(What you should do):
Copy out lines with the word "Panelist" from the material that follows.

══ Supplied data ══

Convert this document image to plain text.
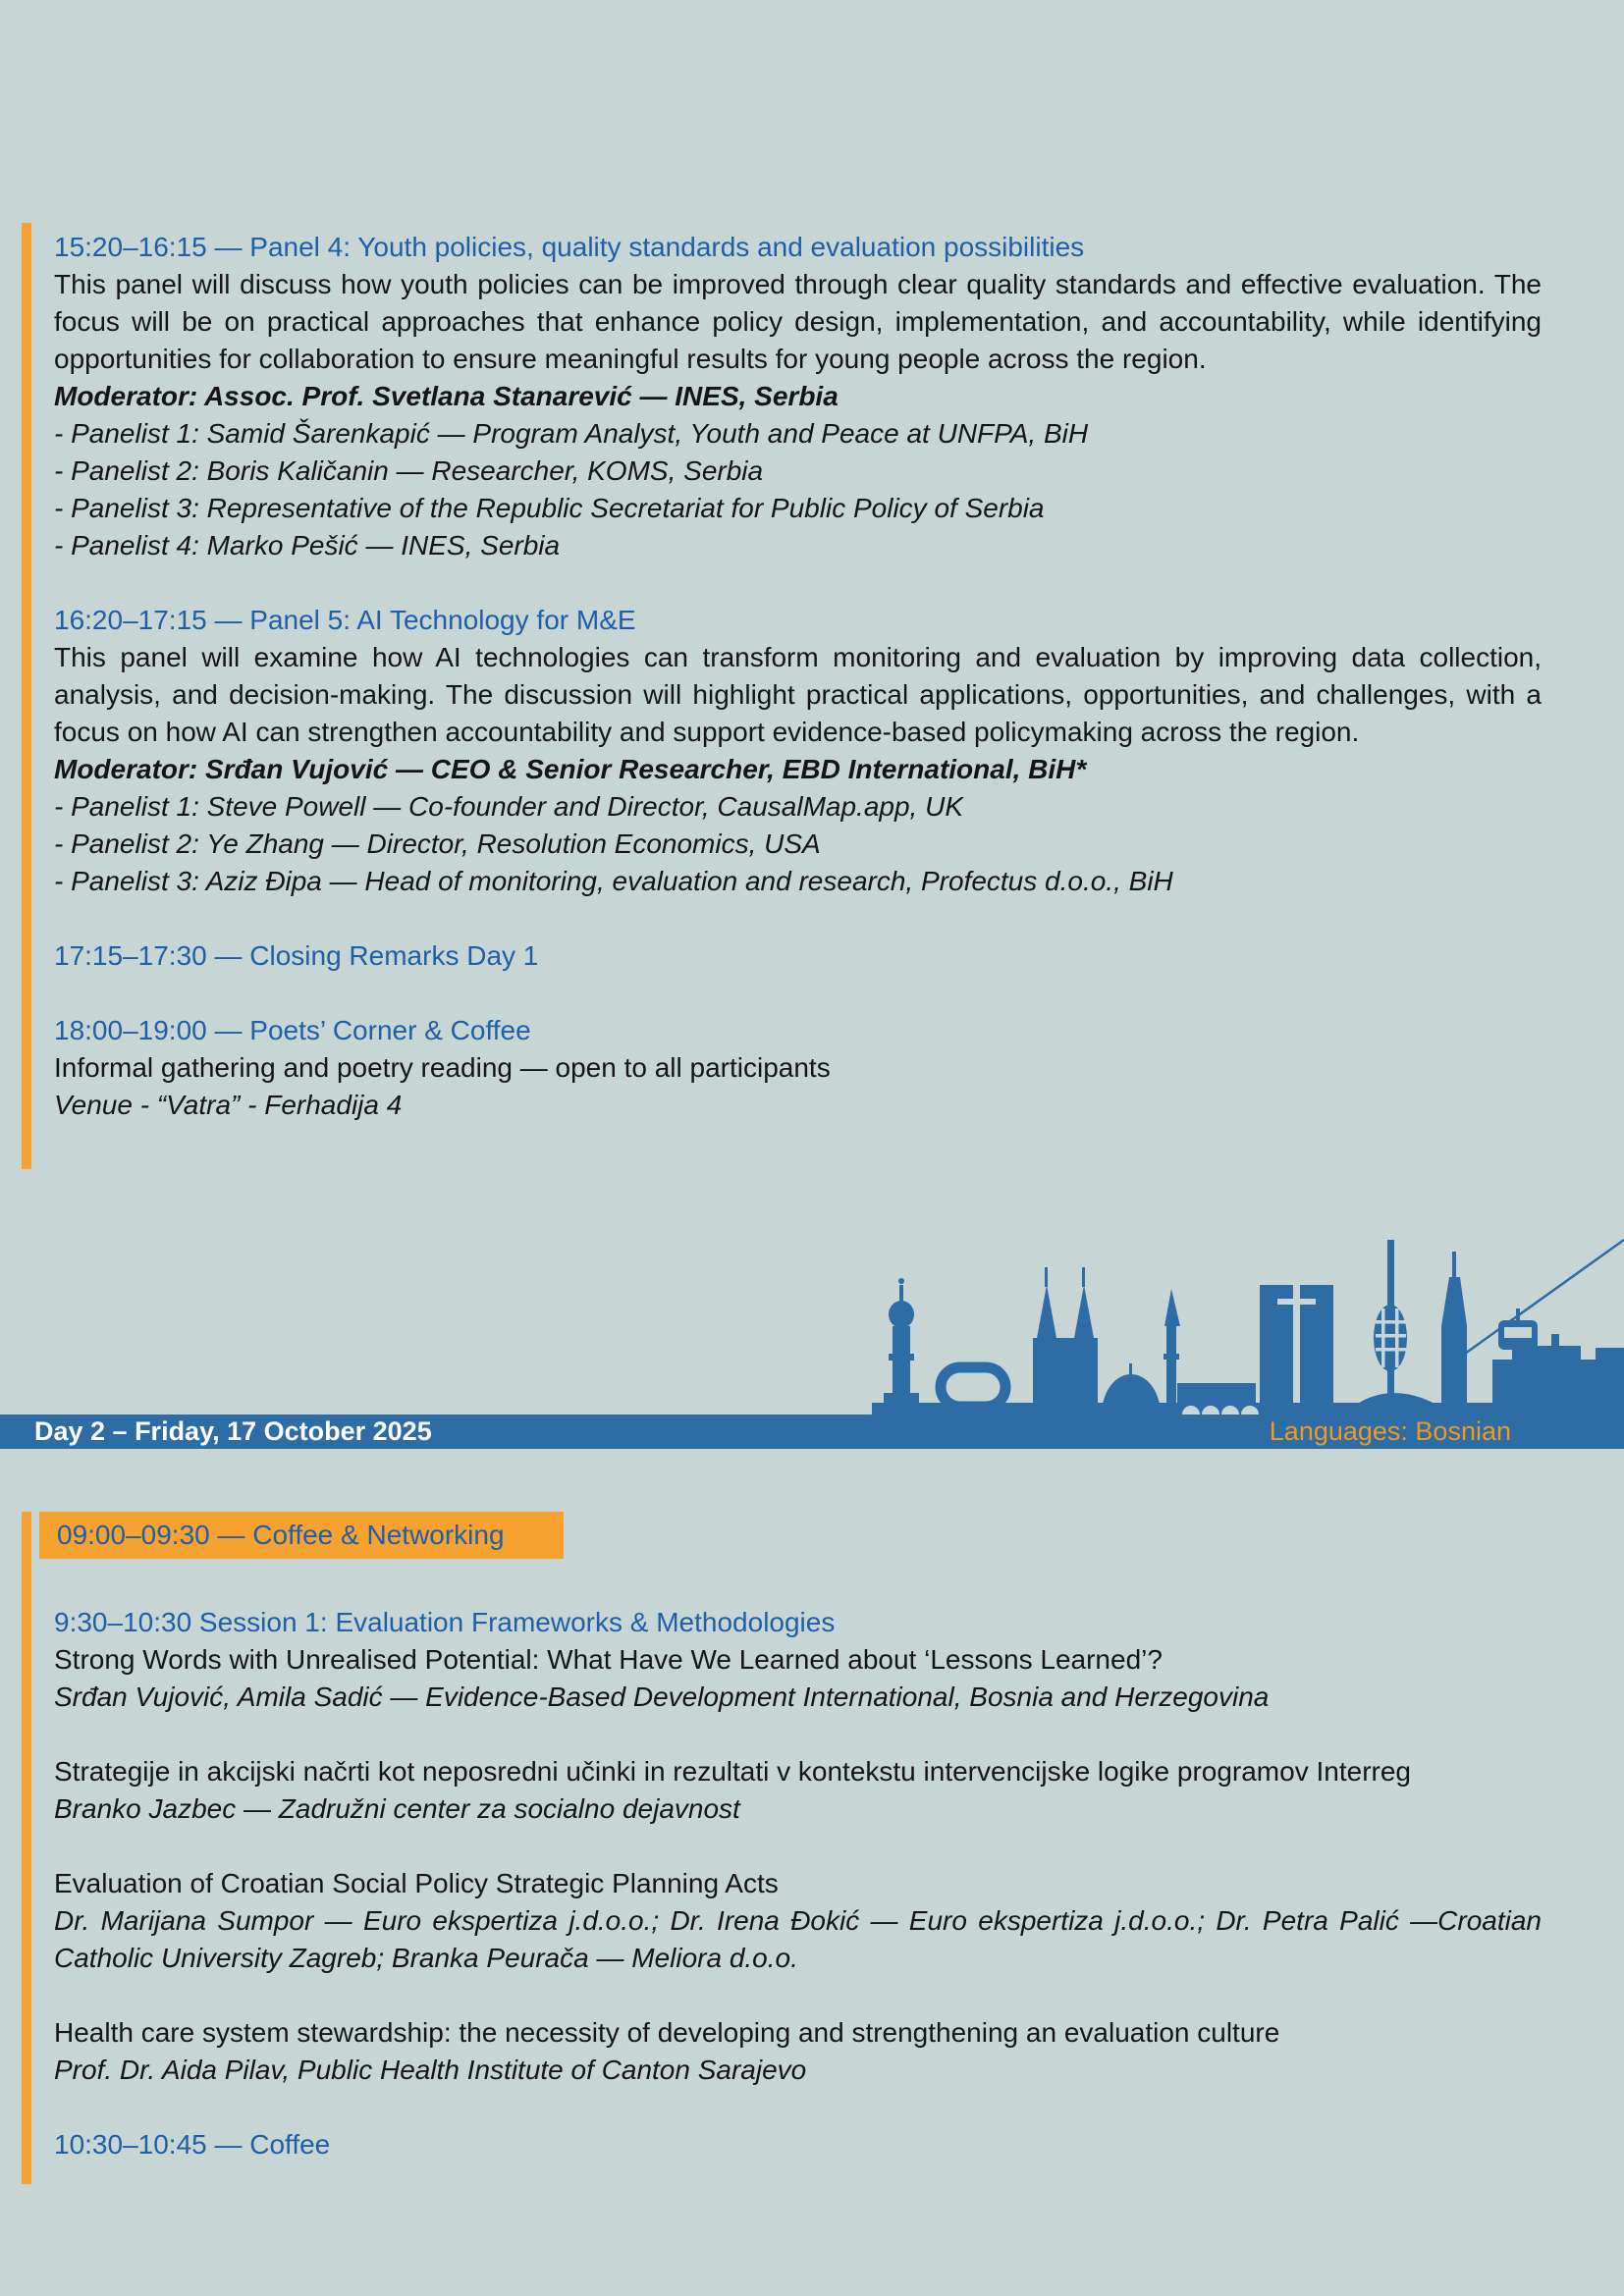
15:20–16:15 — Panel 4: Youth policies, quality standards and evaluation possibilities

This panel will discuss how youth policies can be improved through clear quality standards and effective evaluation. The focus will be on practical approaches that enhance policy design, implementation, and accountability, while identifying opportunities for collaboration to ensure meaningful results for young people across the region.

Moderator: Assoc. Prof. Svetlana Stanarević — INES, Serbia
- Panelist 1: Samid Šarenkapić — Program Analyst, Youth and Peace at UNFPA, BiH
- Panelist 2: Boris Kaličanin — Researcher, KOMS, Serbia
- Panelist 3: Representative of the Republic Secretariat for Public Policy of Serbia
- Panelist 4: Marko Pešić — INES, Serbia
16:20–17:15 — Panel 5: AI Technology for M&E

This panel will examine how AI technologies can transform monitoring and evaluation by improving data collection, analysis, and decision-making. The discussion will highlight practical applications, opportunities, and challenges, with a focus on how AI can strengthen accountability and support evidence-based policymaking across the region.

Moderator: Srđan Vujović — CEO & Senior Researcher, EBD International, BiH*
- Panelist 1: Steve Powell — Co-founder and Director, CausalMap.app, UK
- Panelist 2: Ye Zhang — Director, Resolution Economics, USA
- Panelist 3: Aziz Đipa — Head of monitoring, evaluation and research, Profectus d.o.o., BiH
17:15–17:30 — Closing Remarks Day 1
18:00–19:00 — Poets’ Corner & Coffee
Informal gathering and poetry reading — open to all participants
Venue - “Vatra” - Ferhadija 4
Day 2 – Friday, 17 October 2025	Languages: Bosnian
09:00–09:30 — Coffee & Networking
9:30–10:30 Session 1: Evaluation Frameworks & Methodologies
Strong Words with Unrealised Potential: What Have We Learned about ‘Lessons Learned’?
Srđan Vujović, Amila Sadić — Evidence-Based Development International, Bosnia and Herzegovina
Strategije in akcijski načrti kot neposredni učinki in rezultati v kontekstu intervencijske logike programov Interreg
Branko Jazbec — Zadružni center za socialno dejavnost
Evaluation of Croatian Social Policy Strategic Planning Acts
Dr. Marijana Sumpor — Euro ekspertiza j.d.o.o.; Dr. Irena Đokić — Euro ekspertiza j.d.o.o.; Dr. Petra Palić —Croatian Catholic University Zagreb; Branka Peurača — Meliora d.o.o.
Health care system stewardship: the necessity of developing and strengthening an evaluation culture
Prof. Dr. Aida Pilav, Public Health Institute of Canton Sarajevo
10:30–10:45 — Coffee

═══
══ Supplied data ══

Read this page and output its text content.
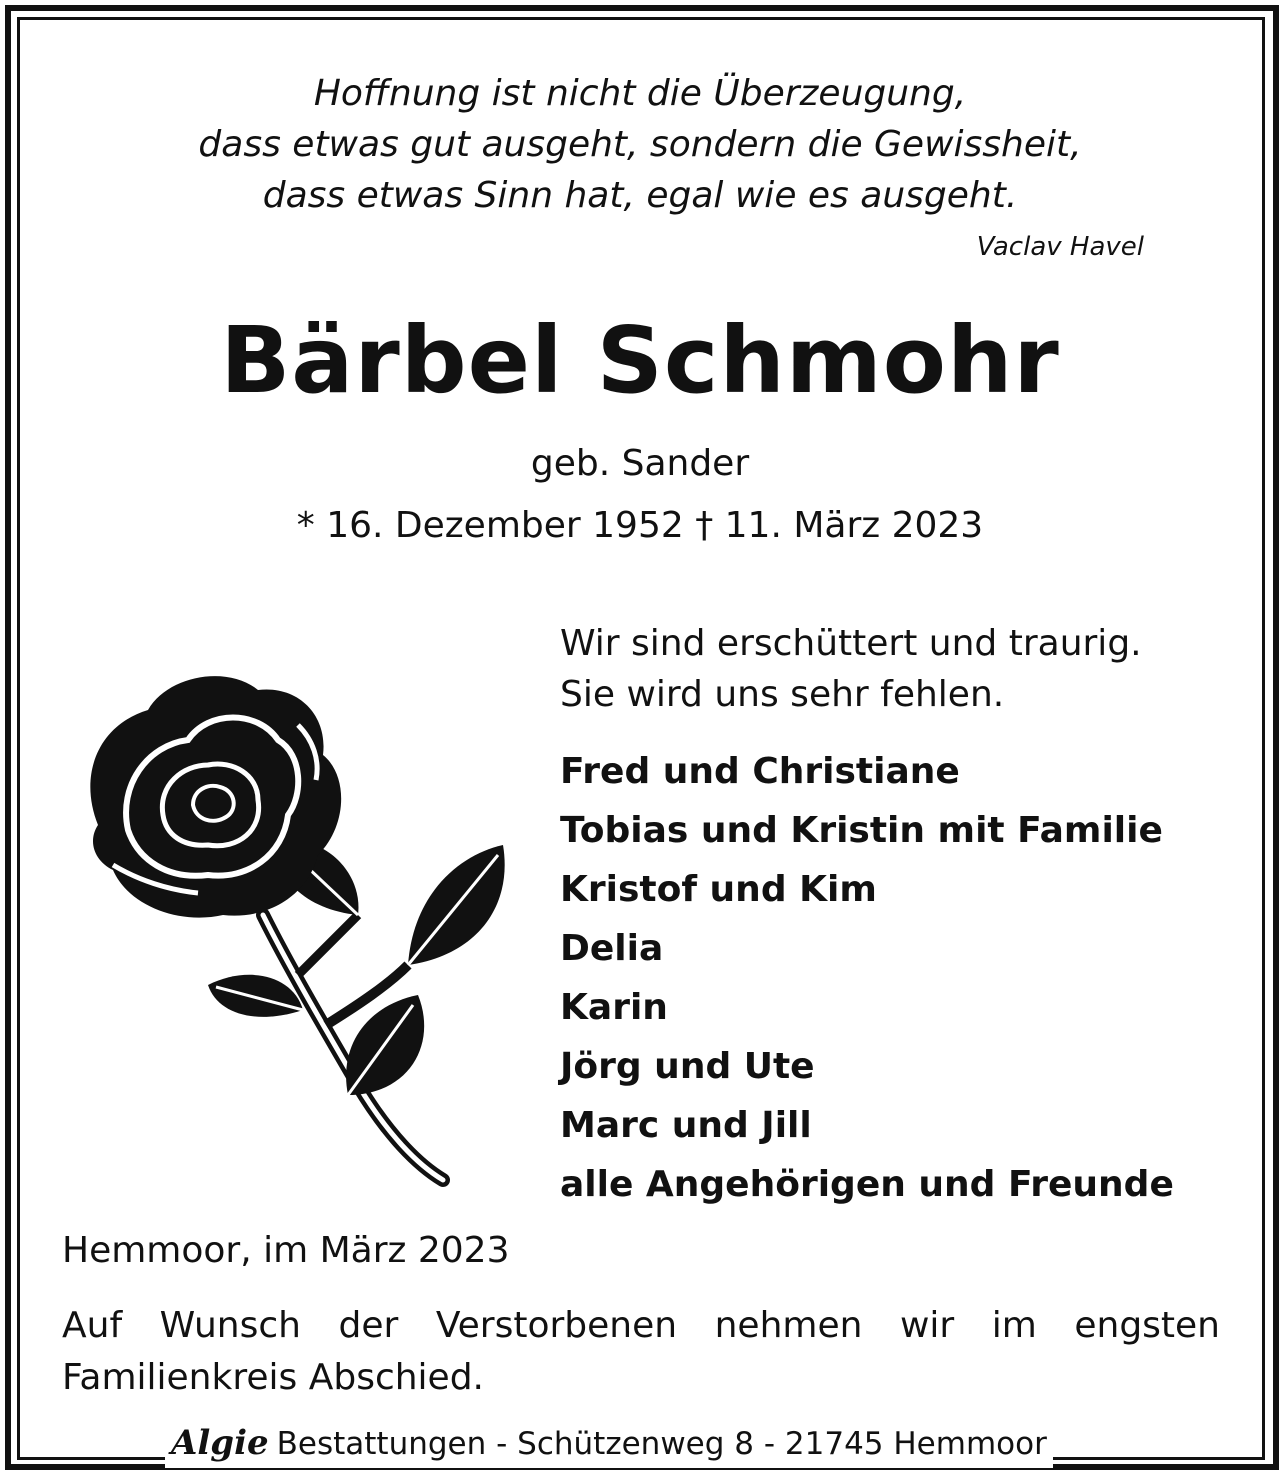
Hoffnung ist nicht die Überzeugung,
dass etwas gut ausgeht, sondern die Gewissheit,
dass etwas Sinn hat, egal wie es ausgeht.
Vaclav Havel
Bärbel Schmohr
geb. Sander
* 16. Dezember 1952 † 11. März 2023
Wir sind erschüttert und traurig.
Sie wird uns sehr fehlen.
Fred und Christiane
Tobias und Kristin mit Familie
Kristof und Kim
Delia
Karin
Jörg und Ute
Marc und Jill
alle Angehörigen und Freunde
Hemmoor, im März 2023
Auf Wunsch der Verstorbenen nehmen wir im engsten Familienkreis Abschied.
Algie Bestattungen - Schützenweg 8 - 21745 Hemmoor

═══
══ Supplied data ══

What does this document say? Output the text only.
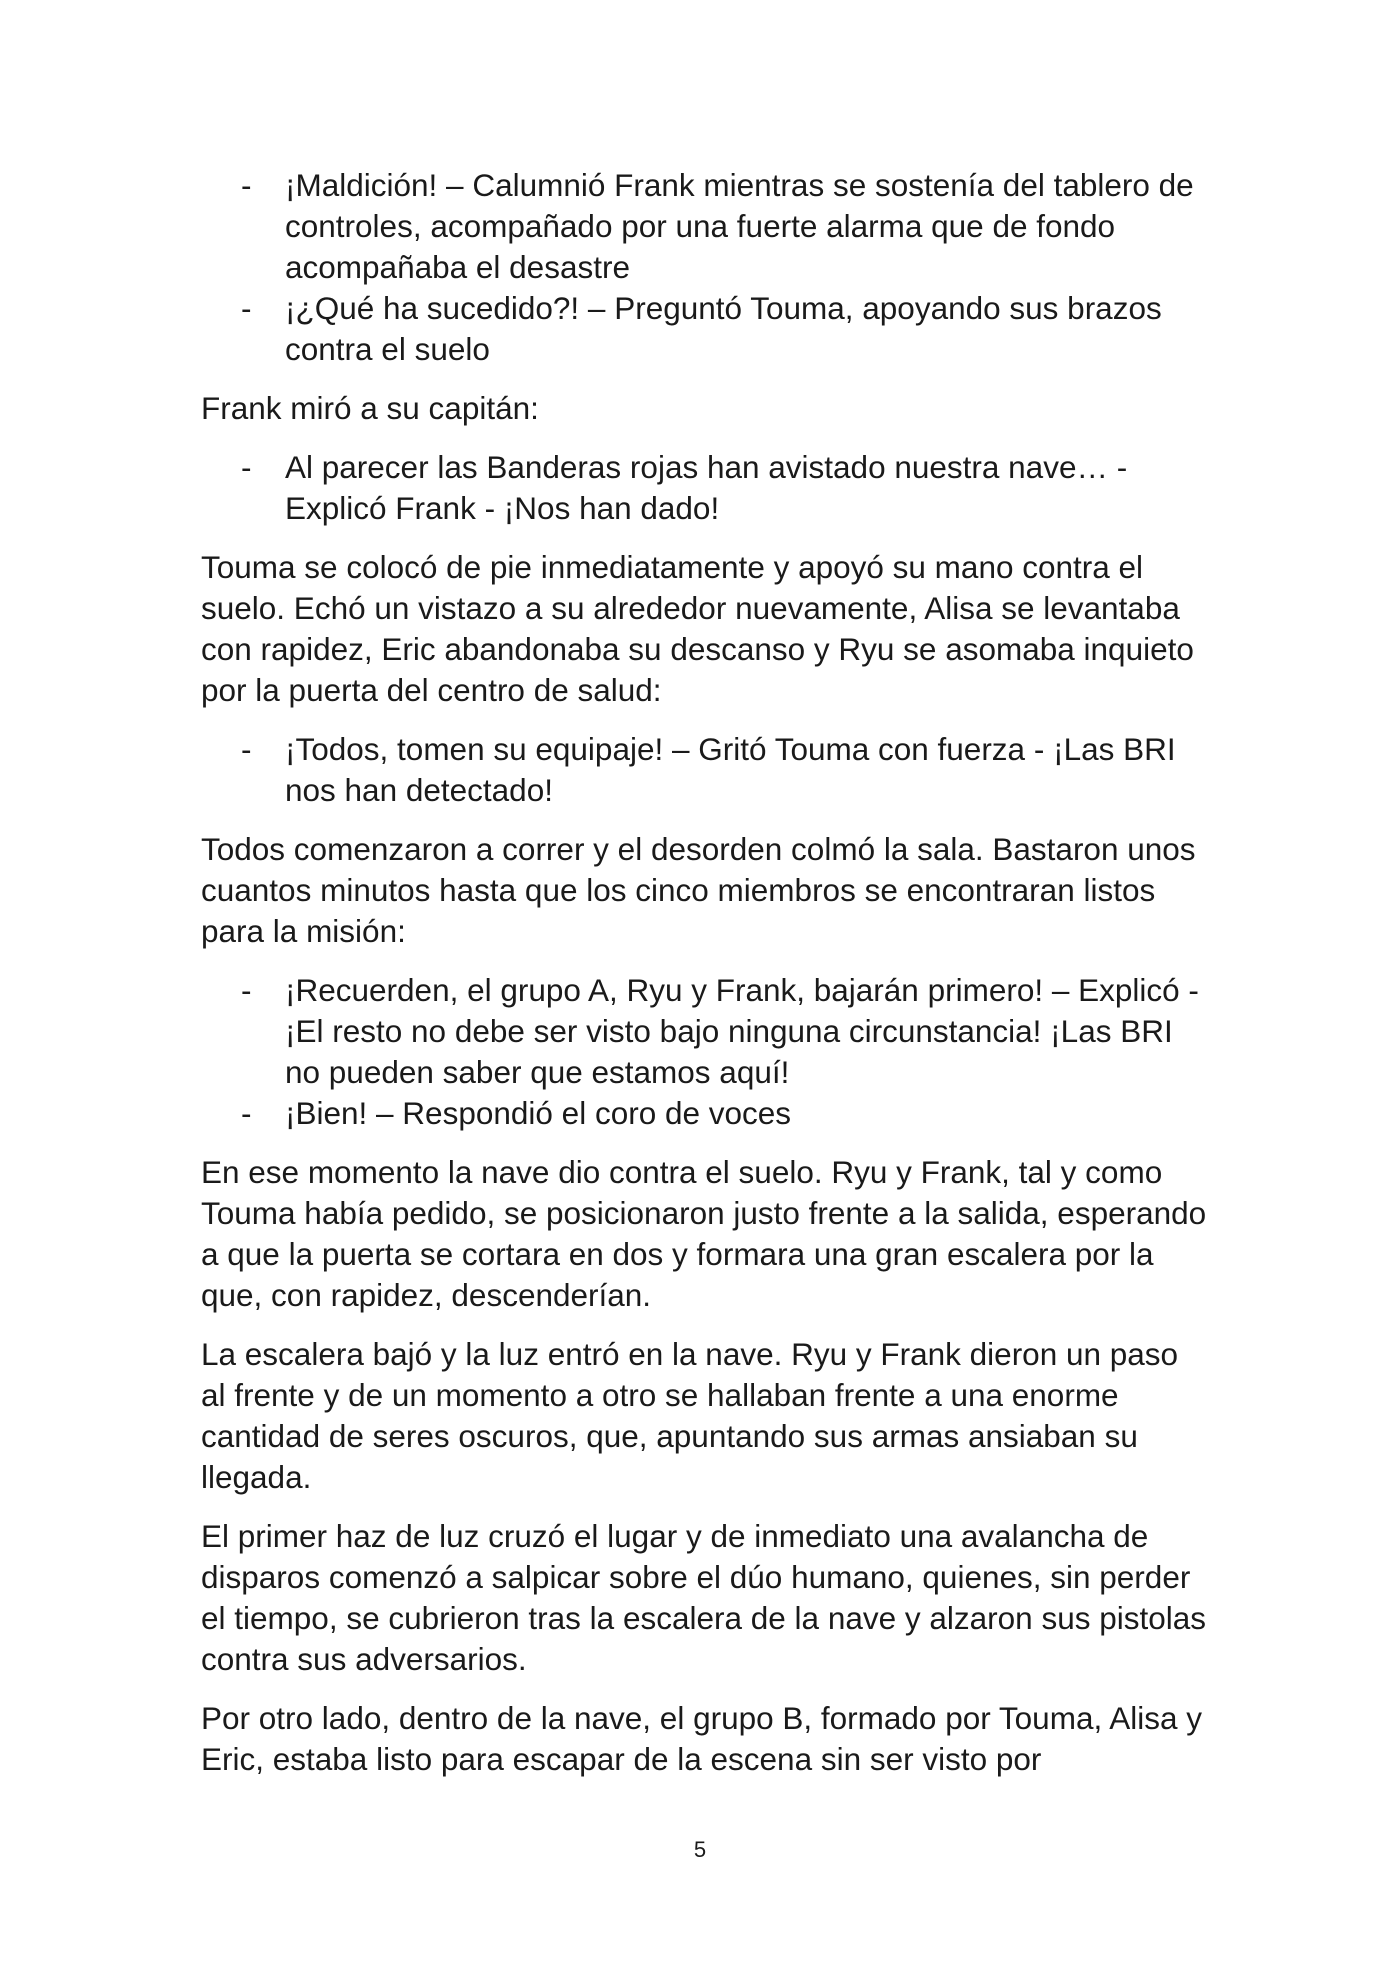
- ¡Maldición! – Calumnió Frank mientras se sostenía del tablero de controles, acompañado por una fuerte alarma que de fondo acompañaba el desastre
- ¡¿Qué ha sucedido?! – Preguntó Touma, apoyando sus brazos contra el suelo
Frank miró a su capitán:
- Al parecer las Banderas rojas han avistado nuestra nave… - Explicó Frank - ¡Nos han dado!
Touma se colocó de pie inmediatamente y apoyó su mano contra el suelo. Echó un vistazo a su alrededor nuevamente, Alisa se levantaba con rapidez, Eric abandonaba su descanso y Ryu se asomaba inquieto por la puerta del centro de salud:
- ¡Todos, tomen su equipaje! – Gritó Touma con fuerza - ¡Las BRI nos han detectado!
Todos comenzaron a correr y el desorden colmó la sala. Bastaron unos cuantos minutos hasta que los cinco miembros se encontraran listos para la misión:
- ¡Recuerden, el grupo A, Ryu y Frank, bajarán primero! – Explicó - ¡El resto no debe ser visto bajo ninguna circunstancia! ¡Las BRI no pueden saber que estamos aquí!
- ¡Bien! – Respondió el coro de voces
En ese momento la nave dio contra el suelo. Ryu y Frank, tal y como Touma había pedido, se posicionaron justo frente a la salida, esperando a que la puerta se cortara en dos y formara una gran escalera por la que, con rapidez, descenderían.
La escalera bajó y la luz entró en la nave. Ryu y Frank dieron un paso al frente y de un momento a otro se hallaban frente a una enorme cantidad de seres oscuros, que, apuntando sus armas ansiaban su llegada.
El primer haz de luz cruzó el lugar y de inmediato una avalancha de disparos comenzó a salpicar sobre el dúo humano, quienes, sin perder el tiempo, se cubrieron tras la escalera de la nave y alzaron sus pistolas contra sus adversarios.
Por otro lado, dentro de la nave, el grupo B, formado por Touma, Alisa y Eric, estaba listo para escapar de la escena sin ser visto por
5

═══

(Exercise response):
- Panelist 1: Samid Šarenkapić — Program Analyst, Youth and Peace at UNFPA, BiH
- Panelist 2: Boris Kaličanin — Researcher, KOMS, Serbia
- Panelist 3: Representative of the Republic Secretariat for Public Policy of Serbia
- Panelist 4: Marko Pešić — INES, Serbia
- Panelist 1: Steve Powell — Co-founder and Director, CausalMap.app, UK
- Panelist 2: Ye Zhang — Director, Resolution Economics, USA
- Panelist 3: Aziz Đipa — Head of monitoring, evaluation and research, Profectus d.o.o., BiH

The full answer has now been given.